-- START Data excerpts --

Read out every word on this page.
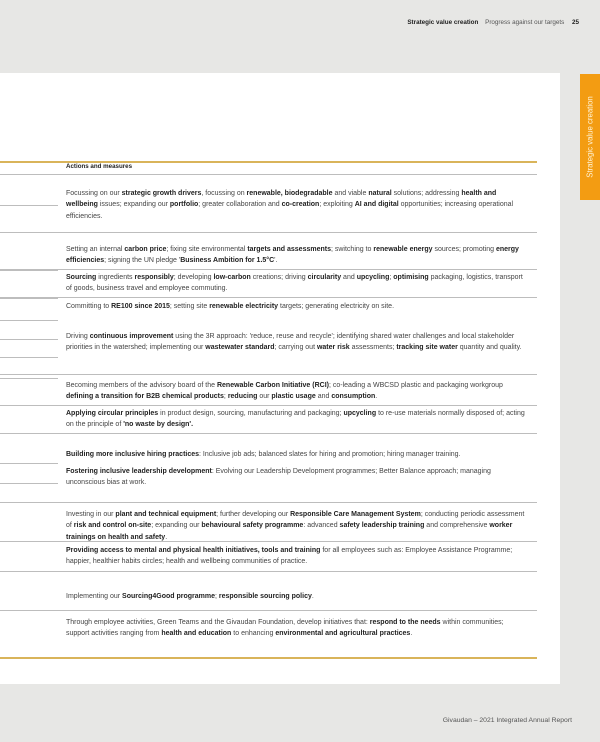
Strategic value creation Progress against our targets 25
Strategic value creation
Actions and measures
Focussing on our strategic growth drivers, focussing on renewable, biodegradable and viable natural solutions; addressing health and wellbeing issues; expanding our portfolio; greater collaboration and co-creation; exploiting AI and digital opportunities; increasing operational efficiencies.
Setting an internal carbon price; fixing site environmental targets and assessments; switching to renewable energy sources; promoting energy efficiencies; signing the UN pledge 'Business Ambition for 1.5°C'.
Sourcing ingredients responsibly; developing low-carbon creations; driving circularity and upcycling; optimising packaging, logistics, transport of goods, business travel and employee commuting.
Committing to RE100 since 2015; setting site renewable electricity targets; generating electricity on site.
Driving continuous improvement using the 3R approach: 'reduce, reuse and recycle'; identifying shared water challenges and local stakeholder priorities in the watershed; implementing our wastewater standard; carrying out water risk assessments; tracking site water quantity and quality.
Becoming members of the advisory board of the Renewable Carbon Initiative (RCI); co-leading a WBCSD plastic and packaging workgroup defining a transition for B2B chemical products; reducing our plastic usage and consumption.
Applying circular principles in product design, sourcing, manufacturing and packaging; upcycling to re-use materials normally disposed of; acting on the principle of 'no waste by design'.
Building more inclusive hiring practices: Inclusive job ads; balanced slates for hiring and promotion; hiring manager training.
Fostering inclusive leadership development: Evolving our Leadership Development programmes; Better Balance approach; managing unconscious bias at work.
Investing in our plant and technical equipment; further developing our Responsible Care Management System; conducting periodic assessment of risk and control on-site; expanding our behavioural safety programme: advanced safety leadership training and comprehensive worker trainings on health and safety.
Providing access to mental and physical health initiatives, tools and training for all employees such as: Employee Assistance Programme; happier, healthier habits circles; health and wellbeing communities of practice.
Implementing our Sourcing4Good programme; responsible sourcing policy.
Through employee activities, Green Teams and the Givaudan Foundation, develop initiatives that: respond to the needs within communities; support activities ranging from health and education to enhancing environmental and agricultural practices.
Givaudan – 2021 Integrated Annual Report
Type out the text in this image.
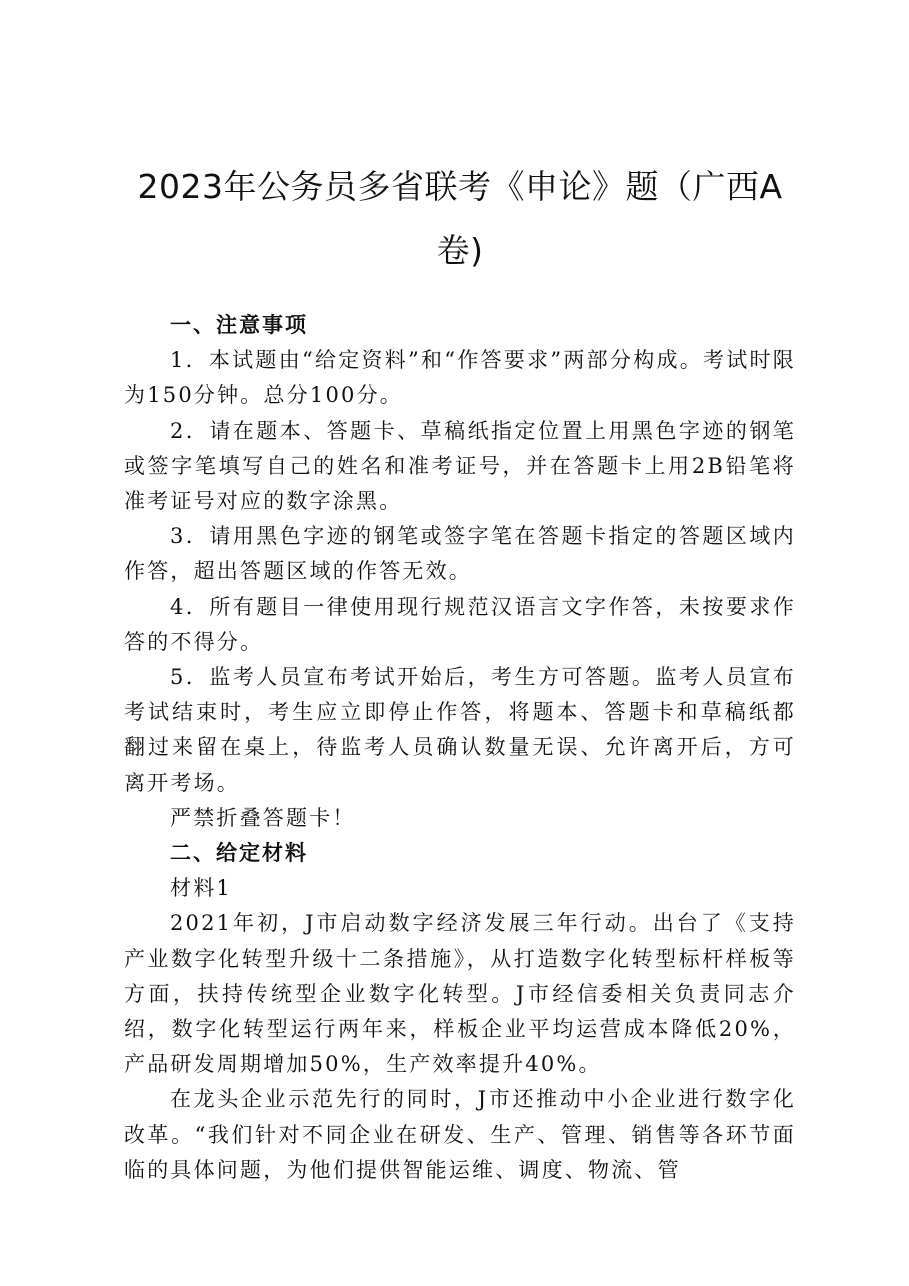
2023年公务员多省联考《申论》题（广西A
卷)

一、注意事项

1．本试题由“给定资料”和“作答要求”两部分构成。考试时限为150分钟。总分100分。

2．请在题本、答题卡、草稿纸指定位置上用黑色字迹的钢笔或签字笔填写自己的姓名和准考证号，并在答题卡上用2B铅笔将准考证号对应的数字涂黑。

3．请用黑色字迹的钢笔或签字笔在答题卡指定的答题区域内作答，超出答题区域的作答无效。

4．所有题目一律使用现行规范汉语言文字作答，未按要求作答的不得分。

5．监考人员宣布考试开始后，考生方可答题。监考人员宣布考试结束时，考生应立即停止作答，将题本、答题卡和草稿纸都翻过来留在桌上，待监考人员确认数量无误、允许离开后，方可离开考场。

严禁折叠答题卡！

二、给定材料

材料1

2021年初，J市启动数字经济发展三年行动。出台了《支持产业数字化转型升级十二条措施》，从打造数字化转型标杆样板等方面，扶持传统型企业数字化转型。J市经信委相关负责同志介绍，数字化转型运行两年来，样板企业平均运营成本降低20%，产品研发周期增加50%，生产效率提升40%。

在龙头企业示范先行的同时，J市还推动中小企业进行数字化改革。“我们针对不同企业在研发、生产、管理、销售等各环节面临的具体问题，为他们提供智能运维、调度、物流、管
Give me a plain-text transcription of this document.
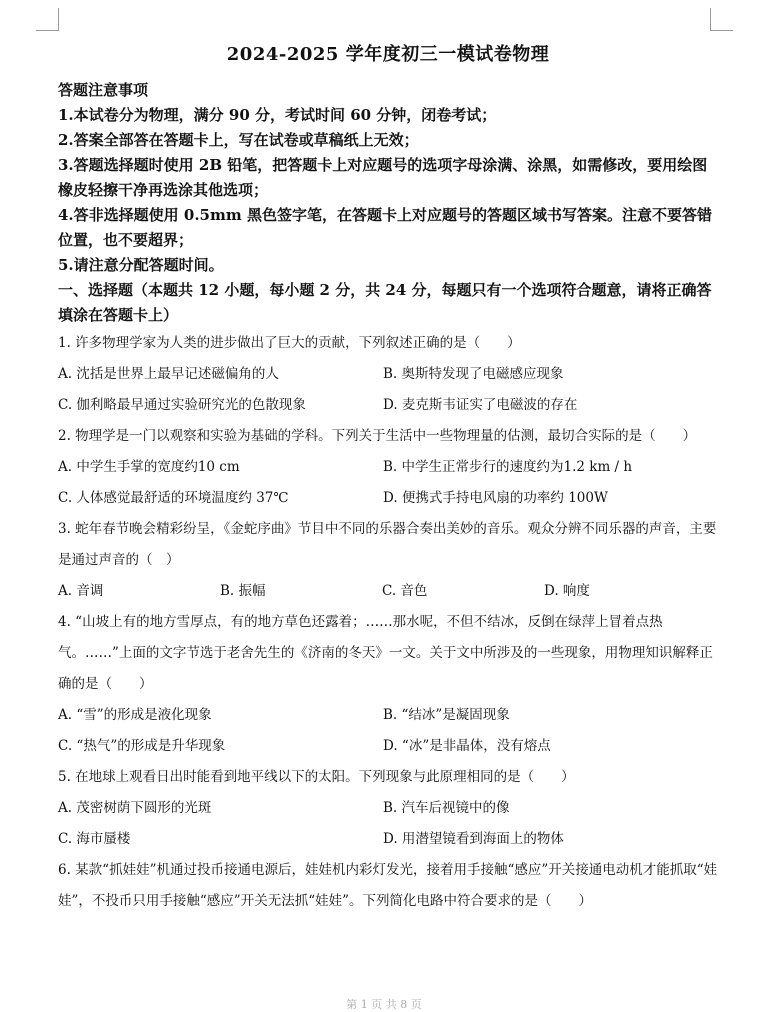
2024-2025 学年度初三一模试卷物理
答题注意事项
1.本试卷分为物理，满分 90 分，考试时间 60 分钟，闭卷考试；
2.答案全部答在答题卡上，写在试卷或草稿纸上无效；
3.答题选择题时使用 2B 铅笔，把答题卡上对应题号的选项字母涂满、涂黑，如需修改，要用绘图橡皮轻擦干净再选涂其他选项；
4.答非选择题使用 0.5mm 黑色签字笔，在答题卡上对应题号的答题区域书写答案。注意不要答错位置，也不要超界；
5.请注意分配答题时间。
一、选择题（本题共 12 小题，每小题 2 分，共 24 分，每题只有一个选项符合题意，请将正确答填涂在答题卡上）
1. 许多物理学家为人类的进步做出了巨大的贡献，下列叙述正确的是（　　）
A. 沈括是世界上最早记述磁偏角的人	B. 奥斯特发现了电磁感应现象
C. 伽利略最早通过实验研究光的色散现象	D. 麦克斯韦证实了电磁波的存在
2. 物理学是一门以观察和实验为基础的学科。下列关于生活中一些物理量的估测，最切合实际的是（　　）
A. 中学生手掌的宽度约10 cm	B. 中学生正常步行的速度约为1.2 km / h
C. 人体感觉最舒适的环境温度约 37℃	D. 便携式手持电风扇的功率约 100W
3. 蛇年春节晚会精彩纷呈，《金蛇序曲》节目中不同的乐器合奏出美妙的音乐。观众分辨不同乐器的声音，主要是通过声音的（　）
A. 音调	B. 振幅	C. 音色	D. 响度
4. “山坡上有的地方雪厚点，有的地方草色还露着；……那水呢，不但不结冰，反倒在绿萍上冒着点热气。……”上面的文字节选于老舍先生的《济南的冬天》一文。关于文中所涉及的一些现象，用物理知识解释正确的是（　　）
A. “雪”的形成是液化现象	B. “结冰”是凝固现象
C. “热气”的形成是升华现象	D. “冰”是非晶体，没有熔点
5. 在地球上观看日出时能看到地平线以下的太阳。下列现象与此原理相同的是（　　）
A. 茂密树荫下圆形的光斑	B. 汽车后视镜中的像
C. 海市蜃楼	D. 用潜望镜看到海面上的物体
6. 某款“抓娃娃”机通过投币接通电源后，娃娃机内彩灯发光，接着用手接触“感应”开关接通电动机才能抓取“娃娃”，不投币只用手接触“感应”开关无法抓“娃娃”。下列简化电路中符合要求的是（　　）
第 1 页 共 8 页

-- END Data excerpts --

Set exercise: Everything from the line containing "Give me a plain-text" through the last line of the entries must be repeated verbatim, except pictures.

Written response:
Give me a plain-text transcription of this document.
2024-2025 学年度初三一模试卷物理
答题注意事项
1.本试卷分为物理，满分 90 分，考试时间 60 分钟，闭卷考试；
2.答案全部答在答题卡上，写在试卷或草稿纸上无效；
3.答题选择题时使用 2B 铅笔，把答题卡上对应题号的选项字母涂满、涂黑，如需修改，要用绘图橡皮轻擦干净再选涂其他选项；
4.答非选择题使用 0.5mm 黑色签字笔，在答题卡上对应题号的答题区域书写答案。注意不要答错位置，也不要超界；
5.请注意分配答题时间。
一、选择题（本题共 12 小题，每小题 2 分，共 24 分，每题只有一个选项符合题意，请将正确答填涂在答题卡上）
1. 许多物理学家为人类的进步做出了巨大的贡献，下列叙述正确的是（　　）
A. 沈括是世界上最早记述磁偏角的人	B. 奥斯特发现了电磁感应现象
C. 伽利略最早通过实验研究光的色散现象	D. 麦克斯韦证实了电磁波的存在
2. 物理学是一门以观察和实验为基础的学科。下列关于生活中一些物理量的估测，最切合实际的是（　　）
A. 中学生手掌的宽度约10 cm	B. 中学生正常步行的速度约为1.2 km / h
C. 人体感觉最舒适的环境温度约 37℃	D. 便携式手持电风扇的功率约 100W
3. 蛇年春节晚会精彩纷呈，《金蛇序曲》节目中不同的乐器合奏出美妙的音乐。观众分辨不同乐器的声音，主要是通过声音的（　）
A. 音调	B. 振幅	C. 音色	D. 响度
4. “山坡上有的地方雪厚点，有的地方草色还露着；……那水呢，不但不结冰，反倒在绿萍上冒着点热气。……”上面的文字节选于老舍先生的《济南的冬天》一文。关于文中所涉及的一些现象，用物理知识解释正确的是（　　）
A. “雪”的形成是液化现象	B. “结冰”是凝固现象
C. “热气”的形成是升华现象	D. “冰”是非晶体，没有熔点
5. 在地球上观看日出时能看到地平线以下的太阳。下列现象与此原理相同的是（　　）
A. 茂密树荫下圆形的光斑	B. 汽车后视镜中的像
C. 海市蜃楼	D. 用潜望镜看到海面上的物体
6. 某款“抓娃娃”机通过投币接通电源后，娃娃机内彩灯发光，接着用手接触“感应”开关接通电动机才能抓取“娃娃”，不投币只用手接触“感应”开关无法抓“娃娃”。下列简化电路中符合要求的是（　　）
第 1 页 共 8 页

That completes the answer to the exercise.